▶ **RECORDS FOR PROCESSING**:
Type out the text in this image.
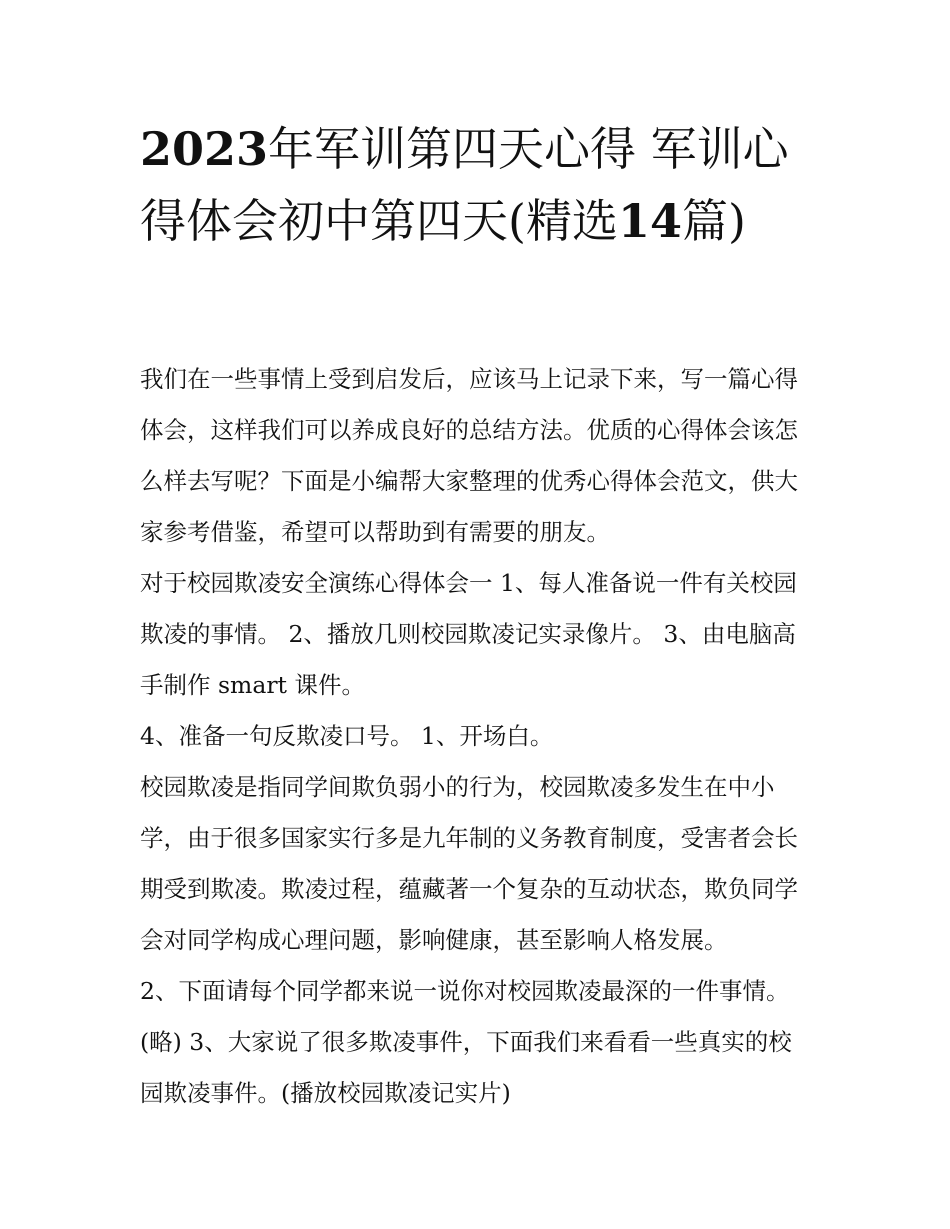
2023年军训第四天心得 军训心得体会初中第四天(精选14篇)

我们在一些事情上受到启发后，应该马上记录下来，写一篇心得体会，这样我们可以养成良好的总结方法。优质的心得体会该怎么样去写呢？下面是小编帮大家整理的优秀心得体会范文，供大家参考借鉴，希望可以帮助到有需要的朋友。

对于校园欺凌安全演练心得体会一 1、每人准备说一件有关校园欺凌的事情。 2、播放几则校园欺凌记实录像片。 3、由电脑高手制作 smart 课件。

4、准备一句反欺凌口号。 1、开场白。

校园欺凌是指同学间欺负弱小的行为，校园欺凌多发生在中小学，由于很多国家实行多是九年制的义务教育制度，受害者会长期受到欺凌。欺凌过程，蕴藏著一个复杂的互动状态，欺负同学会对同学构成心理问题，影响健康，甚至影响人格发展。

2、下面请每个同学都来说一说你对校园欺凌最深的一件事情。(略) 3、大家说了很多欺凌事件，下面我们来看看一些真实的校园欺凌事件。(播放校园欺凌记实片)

▶ **GOAL OF THE EXERCISE**:
Output the full set of records above without changing a word, and drop the images.

▶ **FINAL ANSWER**:
Type out the text in this image.
2023年军训第四天心得 军训心得体会初中第四天(精选14篇)

我们在一些事情上受到启发后，应该马上记录下来，写一篇心得体会，这样我们可以养成良好的总结方法。优质的心得体会该怎么样去写呢？下面是小编帮大家整理的优秀心得体会范文，供大家参考借鉴，希望可以帮助到有需要的朋友。

对于校园欺凌安全演练心得体会一 1、每人准备说一件有关校园欺凌的事情。 2、播放几则校园欺凌记实录像片。 3、由电脑高手制作 smart 课件。

4、准备一句反欺凌口号。 1、开场白。

校园欺凌是指同学间欺负弱小的行为，校园欺凌多发生在中小学，由于很多国家实行多是九年制的义务教育制度，受害者会长期受到欺凌。欺凌过程，蕴藏著一个复杂的互动状态，欺负同学会对同学构成心理问题，影响健康，甚至影响人格发展。

2、下面请每个同学都来说一说你对校园欺凌最深的一件事情。(略) 3、大家说了很多欺凌事件，下面我们来看看一些真实的校园欺凌事件。(播放校园欺凌记实片)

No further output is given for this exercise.